** Exercise **
The listing below should be written out exactly; please include all of it.

** Dataset items **
━━━━━━

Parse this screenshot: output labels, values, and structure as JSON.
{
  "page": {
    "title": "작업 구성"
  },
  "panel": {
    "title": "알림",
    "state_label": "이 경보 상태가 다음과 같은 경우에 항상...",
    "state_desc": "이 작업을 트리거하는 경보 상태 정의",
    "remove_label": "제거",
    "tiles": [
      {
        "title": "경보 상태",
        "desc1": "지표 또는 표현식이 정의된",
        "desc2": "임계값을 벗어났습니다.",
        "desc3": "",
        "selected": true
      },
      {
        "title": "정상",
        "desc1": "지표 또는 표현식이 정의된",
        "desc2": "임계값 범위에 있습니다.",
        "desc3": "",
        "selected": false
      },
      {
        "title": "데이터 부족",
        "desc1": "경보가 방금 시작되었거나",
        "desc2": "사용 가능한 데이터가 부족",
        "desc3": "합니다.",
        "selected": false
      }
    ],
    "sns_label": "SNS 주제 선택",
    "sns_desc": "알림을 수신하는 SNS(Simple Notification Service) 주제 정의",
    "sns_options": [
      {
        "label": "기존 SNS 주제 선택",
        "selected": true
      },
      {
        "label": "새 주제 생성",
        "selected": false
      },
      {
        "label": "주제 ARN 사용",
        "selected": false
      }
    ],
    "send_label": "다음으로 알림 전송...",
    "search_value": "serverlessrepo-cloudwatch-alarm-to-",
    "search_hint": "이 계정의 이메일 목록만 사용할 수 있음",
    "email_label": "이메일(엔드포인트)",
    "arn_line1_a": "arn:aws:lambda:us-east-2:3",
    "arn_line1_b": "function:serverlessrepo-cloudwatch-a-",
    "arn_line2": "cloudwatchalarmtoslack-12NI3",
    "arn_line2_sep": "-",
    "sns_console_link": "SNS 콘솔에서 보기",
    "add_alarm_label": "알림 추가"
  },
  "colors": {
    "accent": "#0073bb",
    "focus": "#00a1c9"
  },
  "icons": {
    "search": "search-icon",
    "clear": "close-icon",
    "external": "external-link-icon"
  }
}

━━━━━━

** Written response **
Parse this screenshot: output labels, values, and structure as JSON.
{
  "page": {
    "title": "작업 구성"
  },
  "panel": {
    "title": "알림",
    "state_label": "이 경보 상태가 다음과 같은 경우에 항상...",
    "state_desc": "이 작업을 트리거하는 경보 상태 정의",
    "remove_label": "제거",
    "tiles": [
      {
        "title": "경보 상태",
        "desc1": "지표 또는 표현식이 정의된",
        "desc2": "임계값을 벗어났습니다.",
        "desc3": "",
        "selected": true
      },
      {
        "title": "정상",
        "desc1": "지표 또는 표현식이 정의된",
        "desc2": "임계값 범위에 있습니다.",
        "desc3": "",
        "selected": false
      },
      {
        "title": "데이터 부족",
        "desc1": "경보가 방금 시작되었거나",
        "desc2": "사용 가능한 데이터가 부족",
        "desc3": "합니다.",
        "selected": false
      }
    ],
    "sns_label": "SNS 주제 선택",
    "sns_desc": "알림을 수신하는 SNS(Simple Notification Service) 주제 정의",
    "sns_options": [
      {
        "label": "기존 SNS 주제 선택",
        "selected": true
      },
      {
        "label": "새 주제 생성",
        "selected": false
      },
      {
        "label": "주제 ARN 사용",
        "selected": false
      }
    ],
    "send_label": "다음으로 알림 전송...",
    "search_value": "serverlessrepo-cloudwatch-alarm-to-",
    "search_hint": "이 계정의 이메일 목록만 사용할 수 있음",
    "email_label": "이메일(엔드포인트)",
    "arn_line1_a": "arn:aws:lambda:us-east-2:3",
    "arn_line1_b": "function:serverlessrepo-cloudwatch-a-",
    "arn_line2": "cloudwatchalarmtoslack-12NI3",
    "arn_line2_sep": "-",
    "sns_console_link": "SNS 콘솔에서 보기",
    "add_alarm_label": "알림 추가"
  },
  "colors": {
    "accent": "#0073bb",
    "focus": "#00a1c9"
  },
  "icons": {
    "search": "search-icon",
    "clear": "close-icon",
    "external": "external-link-icon"
  }
}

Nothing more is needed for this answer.